-- Start of GIVEN RECORDS --

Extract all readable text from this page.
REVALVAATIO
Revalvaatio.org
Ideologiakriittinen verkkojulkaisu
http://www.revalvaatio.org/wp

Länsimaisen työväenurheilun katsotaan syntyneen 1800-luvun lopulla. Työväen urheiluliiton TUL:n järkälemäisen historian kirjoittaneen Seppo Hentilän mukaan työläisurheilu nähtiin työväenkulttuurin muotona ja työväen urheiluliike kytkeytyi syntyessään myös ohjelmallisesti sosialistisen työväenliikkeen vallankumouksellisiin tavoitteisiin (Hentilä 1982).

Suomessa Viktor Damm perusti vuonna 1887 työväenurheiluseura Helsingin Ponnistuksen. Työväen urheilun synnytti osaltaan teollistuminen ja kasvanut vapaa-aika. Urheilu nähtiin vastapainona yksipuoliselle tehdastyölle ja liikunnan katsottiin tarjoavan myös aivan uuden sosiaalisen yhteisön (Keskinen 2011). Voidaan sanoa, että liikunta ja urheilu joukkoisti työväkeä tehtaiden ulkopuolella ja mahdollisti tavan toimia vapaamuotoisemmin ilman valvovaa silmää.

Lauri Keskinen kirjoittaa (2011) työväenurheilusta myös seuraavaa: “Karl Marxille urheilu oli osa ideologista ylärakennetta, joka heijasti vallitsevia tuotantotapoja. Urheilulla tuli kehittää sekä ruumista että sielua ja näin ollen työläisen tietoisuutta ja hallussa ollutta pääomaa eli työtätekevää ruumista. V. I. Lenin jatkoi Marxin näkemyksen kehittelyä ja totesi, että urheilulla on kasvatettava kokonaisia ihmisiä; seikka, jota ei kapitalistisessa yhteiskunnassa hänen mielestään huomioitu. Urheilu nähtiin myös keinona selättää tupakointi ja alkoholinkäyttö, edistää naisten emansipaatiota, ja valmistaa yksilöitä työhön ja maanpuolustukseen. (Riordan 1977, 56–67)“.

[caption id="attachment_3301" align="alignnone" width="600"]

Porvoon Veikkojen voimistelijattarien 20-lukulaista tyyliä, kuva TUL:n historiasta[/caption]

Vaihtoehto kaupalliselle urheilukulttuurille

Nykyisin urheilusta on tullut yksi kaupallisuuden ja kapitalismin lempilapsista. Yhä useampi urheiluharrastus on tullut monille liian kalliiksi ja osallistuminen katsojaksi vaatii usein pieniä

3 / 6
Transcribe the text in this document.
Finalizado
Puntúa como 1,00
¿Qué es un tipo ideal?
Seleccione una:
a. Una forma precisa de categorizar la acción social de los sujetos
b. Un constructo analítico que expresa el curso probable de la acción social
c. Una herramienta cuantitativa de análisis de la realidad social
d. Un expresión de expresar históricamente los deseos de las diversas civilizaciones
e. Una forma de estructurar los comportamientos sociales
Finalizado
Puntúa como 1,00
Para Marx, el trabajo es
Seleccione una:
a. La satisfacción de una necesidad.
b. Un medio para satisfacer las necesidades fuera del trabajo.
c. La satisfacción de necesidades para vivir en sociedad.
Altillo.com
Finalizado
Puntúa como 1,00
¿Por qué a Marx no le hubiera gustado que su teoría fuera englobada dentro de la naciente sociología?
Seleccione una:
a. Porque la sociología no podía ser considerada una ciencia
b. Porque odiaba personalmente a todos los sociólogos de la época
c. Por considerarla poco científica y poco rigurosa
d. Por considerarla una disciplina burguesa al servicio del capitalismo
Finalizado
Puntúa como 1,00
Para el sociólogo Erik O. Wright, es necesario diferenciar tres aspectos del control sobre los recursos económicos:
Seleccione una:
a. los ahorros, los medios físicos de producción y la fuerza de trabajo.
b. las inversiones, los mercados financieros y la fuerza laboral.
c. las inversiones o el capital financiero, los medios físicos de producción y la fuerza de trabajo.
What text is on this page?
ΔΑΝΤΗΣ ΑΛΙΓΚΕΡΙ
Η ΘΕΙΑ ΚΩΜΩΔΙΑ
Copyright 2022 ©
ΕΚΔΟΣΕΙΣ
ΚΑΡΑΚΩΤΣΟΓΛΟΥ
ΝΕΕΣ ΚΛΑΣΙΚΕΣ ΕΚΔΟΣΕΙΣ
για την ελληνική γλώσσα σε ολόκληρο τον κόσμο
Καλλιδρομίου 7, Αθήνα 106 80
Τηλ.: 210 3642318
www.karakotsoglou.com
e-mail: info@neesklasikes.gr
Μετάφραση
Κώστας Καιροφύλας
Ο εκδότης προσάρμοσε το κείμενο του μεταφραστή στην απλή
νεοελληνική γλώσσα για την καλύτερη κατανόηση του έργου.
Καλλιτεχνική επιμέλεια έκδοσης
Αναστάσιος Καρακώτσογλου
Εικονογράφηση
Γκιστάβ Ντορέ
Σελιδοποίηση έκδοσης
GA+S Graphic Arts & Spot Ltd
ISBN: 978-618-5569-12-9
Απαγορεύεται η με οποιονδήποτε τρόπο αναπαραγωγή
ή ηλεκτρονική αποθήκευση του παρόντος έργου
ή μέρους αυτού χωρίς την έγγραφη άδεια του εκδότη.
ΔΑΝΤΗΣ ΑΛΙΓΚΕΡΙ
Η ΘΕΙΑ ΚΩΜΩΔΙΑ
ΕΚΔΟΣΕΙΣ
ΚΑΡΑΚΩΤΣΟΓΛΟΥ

-- End of GIVEN RECORDS --

*EXERCISE:*
Check each line above for "fuerza" and return the ones that have it.

*SOLVED EXERCISE:*
a. los ahorros, los medios físicos de producción y la fuerza de trabajo.
b. las inversiones, los mercados financieros y la fuerza laboral.
c. las inversiones o el capital financiero, los medios físicos de producción y la fuerza de trabajo.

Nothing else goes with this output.